[start of Supplied data]
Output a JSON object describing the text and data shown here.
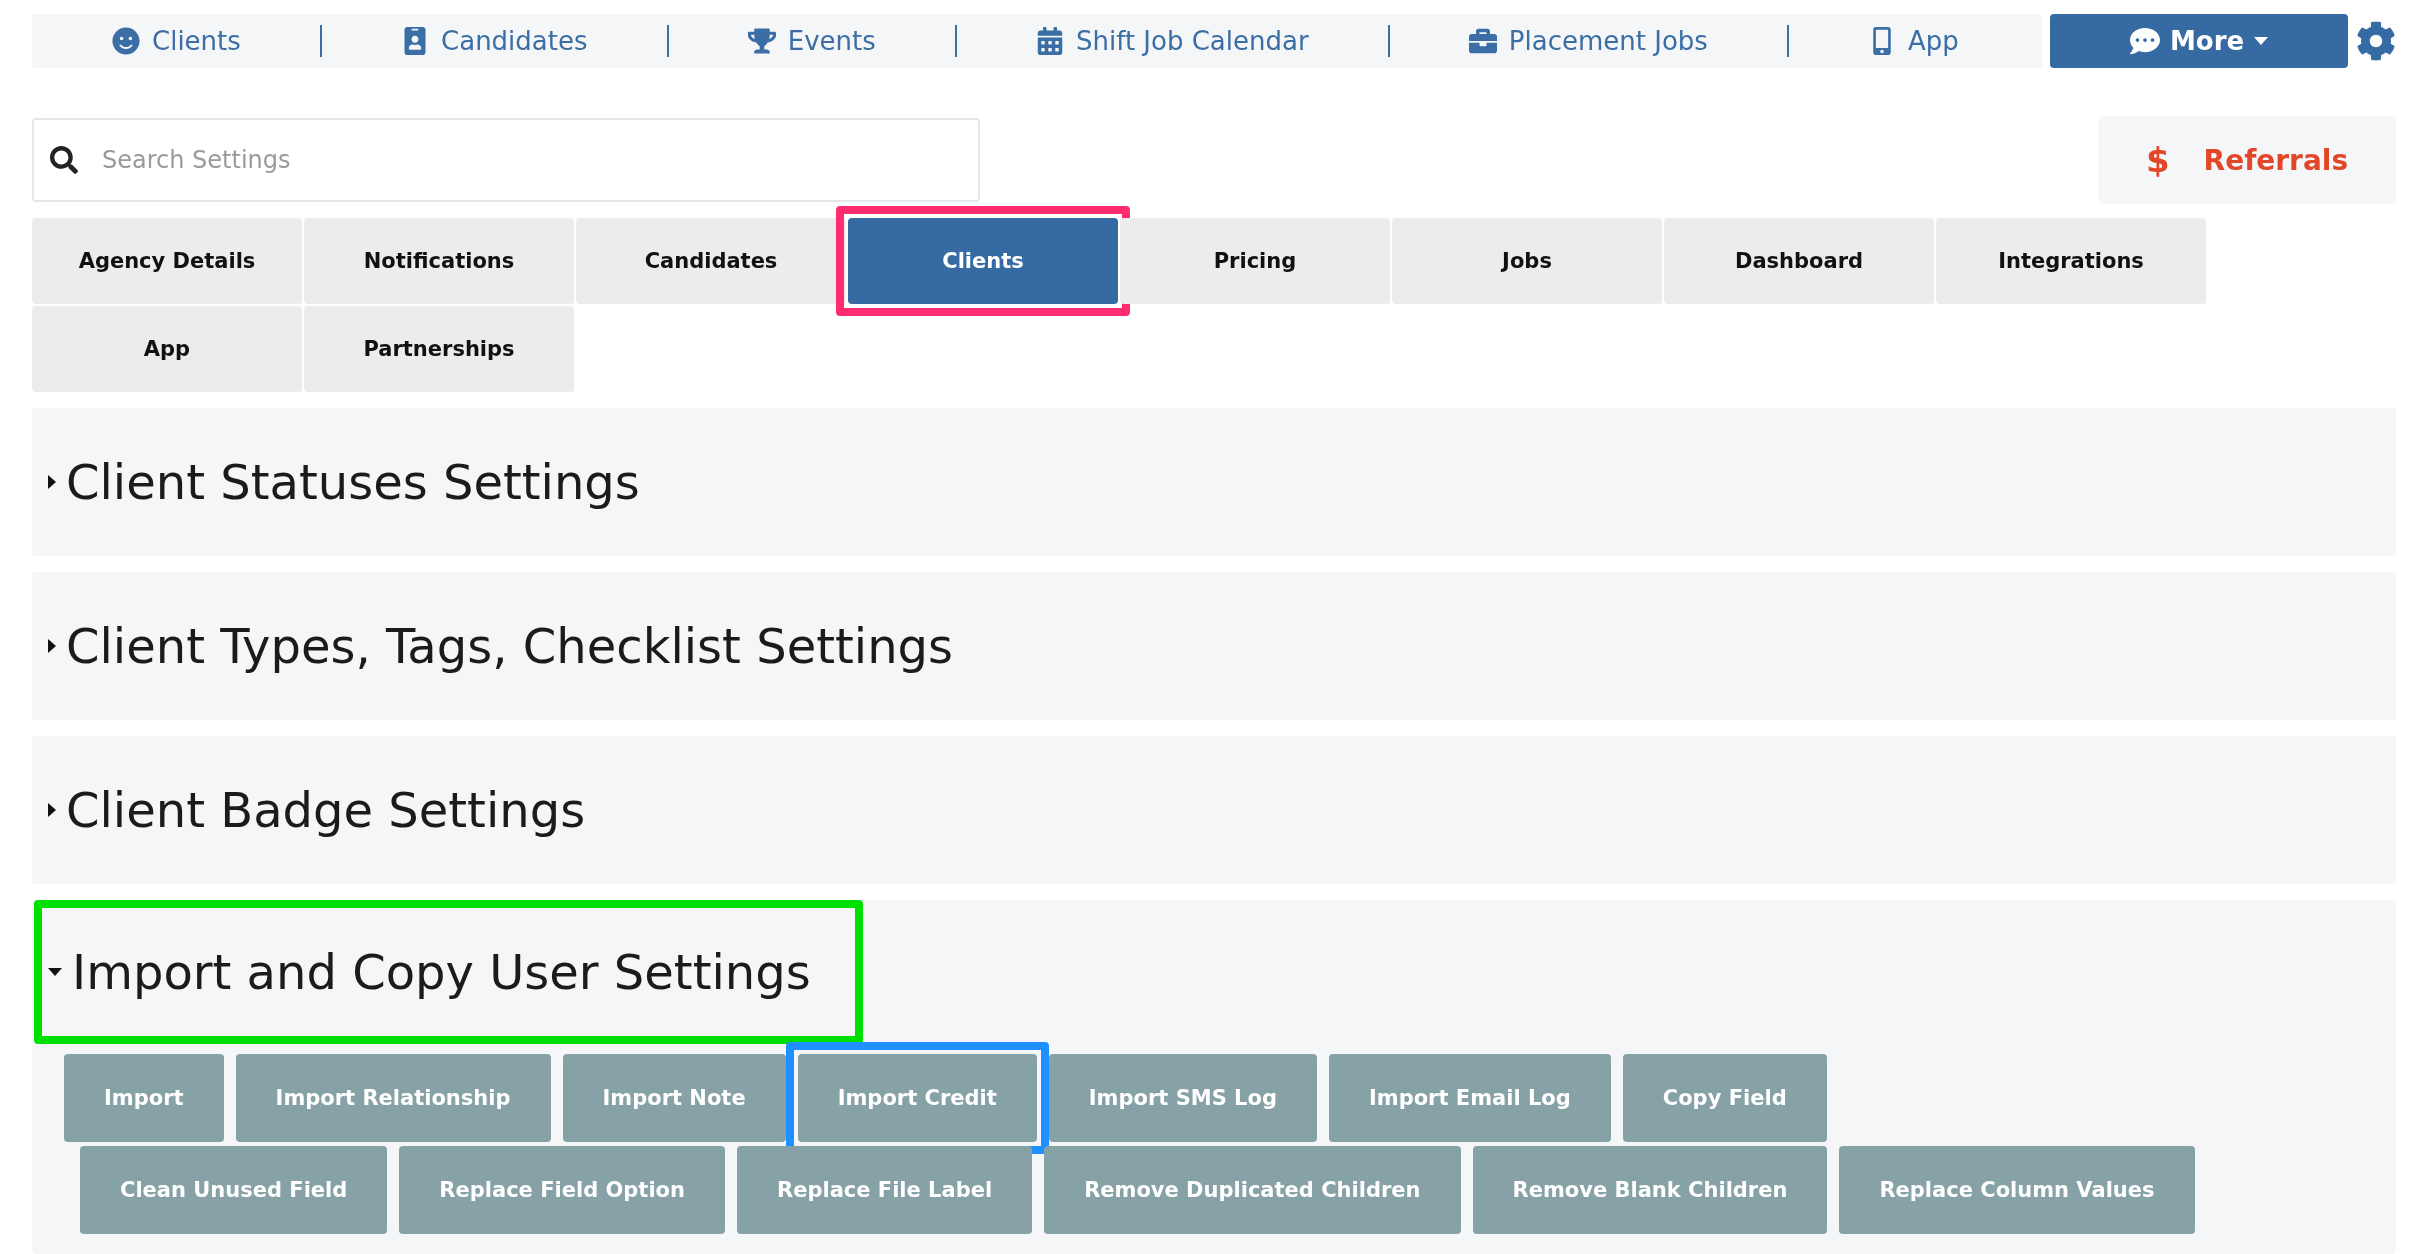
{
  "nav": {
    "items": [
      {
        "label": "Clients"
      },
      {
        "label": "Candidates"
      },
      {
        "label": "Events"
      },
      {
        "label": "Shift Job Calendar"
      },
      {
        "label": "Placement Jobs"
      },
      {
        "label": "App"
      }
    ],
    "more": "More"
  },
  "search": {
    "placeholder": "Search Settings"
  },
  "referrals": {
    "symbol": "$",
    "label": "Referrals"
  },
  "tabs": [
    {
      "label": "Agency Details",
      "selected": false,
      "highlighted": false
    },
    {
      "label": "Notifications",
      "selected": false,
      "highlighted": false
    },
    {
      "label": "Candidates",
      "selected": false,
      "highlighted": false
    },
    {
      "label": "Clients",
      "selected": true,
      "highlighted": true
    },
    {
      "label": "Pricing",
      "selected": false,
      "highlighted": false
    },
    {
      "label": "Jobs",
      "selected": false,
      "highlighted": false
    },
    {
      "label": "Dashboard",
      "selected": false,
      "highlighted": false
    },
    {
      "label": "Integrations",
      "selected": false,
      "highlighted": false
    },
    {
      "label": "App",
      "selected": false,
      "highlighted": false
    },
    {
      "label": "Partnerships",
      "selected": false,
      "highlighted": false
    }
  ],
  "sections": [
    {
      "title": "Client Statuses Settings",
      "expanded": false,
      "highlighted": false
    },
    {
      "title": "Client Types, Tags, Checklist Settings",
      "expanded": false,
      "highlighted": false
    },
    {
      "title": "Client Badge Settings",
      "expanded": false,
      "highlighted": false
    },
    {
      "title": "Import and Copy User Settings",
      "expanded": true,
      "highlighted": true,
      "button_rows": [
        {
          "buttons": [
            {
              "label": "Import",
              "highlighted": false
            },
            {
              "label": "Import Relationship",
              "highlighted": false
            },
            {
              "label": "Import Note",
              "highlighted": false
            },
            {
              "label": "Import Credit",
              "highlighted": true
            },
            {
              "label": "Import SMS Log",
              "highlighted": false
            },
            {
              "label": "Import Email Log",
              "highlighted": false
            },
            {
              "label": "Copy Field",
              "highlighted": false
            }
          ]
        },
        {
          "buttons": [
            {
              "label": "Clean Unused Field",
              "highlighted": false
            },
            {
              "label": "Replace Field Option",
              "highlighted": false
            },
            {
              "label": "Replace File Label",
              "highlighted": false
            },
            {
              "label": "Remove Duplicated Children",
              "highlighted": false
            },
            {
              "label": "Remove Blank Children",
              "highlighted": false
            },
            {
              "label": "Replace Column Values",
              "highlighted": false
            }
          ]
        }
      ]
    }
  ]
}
[end of Supplied data]
All the records above need to be given again word for word. Skip the pictures.

Output a JSON object describing the text and data shown here.
{
  "nav": {
    "items": [
      {
        "label": "Clients"
      },
      {
        "label": "Candidates"
      },
      {
        "label": "Events"
      },
      {
        "label": "Shift Job Calendar"
      },
      {
        "label": "Placement Jobs"
      },
      {
        "label": "App"
      }
    ],
    "more": "More"
  },
  "search": {
    "placeholder": "Search Settings"
  },
  "referrals": {
    "symbol": "$",
    "label": "Referrals"
  },
  "tabs": [
    {
      "label": "Agency Details",
      "selected": false,
      "highlighted": false
    },
    {
      "label": "Notifications",
      "selected": false,
      "highlighted": false
    },
    {
      "label": "Candidates",
      "selected": false,
      "highlighted": false
    },
    {
      "label": "Clients",
      "selected": true,
      "highlighted": true
    },
    {
      "label": "Pricing",
      "selected": false,
      "highlighted": false
    },
    {
      "label": "Jobs",
      "selected": false,
      "highlighted": false
    },
    {
      "label": "Dashboard",
      "selected": false,
      "highlighted": false
    },
    {
      "label": "Integrations",
      "selected": false,
      "highlighted": false
    },
    {
      "label": "App",
      "selected": false,
      "highlighted": false
    },
    {
      "label": "Partnerships",
      "selected": false,
      "highlighted": false
    }
  ],
  "sections": [
    {
      "title": "Client Statuses Settings",
      "expanded": false,
      "highlighted": false
    },
    {
      "title": "Client Types, Tags, Checklist Settings",
      "expanded": false,
      "highlighted": false
    },
    {
      "title": "Client Badge Settings",
      "expanded": false,
      "highlighted": false
    },
    {
      "title": "Import and Copy User Settings",
      "expanded": true,
      "highlighted": true,
      "button_rows": [
        {
          "buttons": [
            {
              "label": "Import",
              "highlighted": false
            },
            {
              "label": "Import Relationship",
              "highlighted": false
            },
            {
              "label": "Import Note",
              "highlighted": false
            },
            {
              "label": "Import Credit",
              "highlighted": true
            },
            {
              "label": "Import SMS Log",
              "highlighted": false
            },
            {
              "label": "Import Email Log",
              "highlighted": false
            },
            {
              "label": "Copy Field",
              "highlighted": false
            }
          ]
        },
        {
          "buttons": [
            {
              "label": "Clean Unused Field",
              "highlighted": false
            },
            {
              "label": "Replace Field Option",
              "highlighted": false
            },
            {
              "label": "Replace File Label",
              "highlighted": false
            },
            {
              "label": "Remove Duplicated Children",
              "highlighted": false
            },
            {
              "label": "Remove Blank Children",
              "highlighted": false
            },
            {
              "label": "Replace Column Values",
              "highlighted": false
            }
          ]
        }
      ]
    }
  ]
}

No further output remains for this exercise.